Show each line of the rows below that contains the string "返回家乡".

>>>

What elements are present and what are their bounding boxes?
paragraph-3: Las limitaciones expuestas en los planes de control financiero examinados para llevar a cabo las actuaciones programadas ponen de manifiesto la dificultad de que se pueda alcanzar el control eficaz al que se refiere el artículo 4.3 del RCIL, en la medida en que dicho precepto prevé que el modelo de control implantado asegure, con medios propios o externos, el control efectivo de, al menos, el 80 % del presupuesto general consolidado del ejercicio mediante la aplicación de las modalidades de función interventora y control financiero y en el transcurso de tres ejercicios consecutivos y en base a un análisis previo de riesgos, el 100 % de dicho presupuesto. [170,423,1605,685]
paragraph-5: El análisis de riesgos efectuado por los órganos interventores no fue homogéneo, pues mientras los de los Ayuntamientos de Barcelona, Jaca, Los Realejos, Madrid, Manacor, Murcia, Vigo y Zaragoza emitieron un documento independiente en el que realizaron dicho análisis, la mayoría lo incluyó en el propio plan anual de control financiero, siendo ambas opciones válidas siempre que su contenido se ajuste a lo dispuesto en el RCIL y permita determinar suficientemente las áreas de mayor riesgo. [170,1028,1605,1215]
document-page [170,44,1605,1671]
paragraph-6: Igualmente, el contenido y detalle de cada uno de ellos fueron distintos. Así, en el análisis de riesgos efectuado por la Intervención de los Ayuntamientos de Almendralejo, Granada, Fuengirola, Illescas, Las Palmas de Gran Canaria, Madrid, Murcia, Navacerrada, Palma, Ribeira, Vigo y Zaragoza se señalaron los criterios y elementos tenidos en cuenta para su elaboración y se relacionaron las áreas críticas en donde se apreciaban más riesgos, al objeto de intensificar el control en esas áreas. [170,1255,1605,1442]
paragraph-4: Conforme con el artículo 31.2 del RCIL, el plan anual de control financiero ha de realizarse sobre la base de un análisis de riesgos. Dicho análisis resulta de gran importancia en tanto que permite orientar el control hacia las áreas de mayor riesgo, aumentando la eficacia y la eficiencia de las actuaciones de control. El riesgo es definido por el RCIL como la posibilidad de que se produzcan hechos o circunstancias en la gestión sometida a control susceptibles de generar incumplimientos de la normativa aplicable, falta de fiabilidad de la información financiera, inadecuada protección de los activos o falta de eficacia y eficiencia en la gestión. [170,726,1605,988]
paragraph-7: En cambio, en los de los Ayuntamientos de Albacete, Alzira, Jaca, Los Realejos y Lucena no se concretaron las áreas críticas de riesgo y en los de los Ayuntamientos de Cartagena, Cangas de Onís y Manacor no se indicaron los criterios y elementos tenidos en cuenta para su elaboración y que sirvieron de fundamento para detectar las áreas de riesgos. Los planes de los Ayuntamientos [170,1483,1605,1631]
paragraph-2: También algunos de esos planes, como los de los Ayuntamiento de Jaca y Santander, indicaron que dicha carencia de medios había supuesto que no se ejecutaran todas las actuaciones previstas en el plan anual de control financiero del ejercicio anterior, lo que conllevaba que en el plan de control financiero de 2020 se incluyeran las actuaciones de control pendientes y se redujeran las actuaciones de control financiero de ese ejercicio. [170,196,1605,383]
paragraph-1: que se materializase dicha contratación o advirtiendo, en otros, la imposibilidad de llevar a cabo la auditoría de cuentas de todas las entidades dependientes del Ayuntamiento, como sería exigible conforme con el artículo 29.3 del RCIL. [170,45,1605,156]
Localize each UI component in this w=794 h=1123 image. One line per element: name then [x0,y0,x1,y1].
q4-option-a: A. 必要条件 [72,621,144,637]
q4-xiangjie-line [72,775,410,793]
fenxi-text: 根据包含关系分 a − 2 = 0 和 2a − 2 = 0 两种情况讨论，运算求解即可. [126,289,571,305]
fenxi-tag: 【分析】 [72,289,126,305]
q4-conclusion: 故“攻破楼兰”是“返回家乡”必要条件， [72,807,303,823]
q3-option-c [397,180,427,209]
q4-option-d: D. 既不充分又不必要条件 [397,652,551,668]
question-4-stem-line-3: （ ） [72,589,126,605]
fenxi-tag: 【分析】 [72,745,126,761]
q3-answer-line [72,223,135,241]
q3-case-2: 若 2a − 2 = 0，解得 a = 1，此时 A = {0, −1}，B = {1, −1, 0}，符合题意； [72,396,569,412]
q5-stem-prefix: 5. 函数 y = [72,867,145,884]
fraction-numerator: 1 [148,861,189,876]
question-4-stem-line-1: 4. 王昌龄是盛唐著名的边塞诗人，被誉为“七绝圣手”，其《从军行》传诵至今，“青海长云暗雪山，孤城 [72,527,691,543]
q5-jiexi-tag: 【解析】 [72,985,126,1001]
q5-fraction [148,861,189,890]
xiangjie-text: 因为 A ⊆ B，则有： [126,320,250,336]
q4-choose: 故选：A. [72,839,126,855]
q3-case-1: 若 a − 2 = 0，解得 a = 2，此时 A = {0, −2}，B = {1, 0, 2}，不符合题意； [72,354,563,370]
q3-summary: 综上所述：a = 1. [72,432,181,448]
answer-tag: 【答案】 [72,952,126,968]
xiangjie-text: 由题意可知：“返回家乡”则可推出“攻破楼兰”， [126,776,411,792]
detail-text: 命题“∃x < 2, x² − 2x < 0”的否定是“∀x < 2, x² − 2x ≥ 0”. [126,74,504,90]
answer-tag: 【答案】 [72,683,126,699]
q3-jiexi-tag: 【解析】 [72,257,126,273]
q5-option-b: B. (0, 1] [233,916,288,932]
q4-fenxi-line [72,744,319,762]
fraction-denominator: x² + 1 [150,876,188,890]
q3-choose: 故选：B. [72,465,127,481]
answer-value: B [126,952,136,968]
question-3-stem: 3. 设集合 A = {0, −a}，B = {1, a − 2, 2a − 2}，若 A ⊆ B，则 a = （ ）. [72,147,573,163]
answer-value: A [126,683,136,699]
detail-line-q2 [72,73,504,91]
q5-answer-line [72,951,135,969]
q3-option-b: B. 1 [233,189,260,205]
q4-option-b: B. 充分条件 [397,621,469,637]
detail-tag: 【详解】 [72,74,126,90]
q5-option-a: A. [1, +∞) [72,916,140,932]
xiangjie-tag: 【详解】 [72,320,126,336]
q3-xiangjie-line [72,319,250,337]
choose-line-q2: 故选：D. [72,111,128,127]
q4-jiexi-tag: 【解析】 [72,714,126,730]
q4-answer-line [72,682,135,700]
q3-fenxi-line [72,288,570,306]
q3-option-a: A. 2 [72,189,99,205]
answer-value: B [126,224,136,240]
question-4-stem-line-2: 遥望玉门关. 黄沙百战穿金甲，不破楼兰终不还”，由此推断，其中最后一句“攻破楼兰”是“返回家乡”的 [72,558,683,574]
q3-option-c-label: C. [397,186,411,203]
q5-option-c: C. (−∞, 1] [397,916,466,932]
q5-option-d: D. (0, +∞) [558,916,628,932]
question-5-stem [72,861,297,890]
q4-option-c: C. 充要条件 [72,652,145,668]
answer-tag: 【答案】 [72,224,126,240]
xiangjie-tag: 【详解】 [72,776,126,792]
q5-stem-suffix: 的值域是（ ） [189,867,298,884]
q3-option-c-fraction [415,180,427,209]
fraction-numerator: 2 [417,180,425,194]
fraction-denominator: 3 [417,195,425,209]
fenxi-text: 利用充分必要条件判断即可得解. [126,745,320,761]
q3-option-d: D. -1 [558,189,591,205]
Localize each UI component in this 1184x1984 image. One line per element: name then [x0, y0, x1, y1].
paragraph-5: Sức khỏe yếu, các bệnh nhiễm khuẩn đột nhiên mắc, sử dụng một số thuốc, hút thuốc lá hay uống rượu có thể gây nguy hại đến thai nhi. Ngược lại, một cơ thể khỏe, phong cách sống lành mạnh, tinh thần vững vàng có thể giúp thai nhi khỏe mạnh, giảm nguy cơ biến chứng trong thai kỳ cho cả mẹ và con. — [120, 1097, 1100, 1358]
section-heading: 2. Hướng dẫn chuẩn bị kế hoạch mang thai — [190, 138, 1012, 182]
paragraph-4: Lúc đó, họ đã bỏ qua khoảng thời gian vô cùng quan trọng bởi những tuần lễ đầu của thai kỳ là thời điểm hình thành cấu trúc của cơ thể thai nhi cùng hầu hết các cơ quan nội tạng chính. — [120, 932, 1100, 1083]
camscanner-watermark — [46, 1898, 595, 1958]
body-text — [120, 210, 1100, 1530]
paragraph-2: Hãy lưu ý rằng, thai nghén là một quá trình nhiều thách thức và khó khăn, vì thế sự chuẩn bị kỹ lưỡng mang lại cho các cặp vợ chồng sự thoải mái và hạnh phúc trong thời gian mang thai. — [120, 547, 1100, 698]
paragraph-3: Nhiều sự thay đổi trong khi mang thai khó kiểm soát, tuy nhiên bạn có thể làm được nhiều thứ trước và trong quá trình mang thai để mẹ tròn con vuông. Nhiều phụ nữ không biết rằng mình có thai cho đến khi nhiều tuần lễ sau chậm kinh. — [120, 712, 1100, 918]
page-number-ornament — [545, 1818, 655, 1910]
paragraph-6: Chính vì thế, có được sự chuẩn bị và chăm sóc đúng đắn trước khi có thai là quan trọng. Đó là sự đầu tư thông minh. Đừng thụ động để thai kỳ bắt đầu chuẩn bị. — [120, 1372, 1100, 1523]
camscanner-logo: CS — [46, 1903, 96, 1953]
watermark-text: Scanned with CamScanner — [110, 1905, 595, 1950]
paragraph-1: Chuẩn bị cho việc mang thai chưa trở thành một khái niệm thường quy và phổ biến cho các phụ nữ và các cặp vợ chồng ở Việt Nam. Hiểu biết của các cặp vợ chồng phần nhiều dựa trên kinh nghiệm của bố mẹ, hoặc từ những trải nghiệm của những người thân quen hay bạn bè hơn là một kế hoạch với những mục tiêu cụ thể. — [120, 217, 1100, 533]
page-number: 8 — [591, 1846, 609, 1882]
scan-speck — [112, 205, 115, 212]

<<<

-- Full response --
q4-conclusion: 故“攻破楼兰”是“返回家乡”必要条件， [72,807,303,823]
xiangjie-text: 由题意可知：“返回家乡”则可推出“攻破楼兰”， [126,776,411,792]
question-4-stem-line-2: 遥望玉门关. 黄沙百战穿金甲，不破楼兰终不还”，由此推断，其中最后一句“攻破楼兰”是“返回家乡”的 [72,558,683,574]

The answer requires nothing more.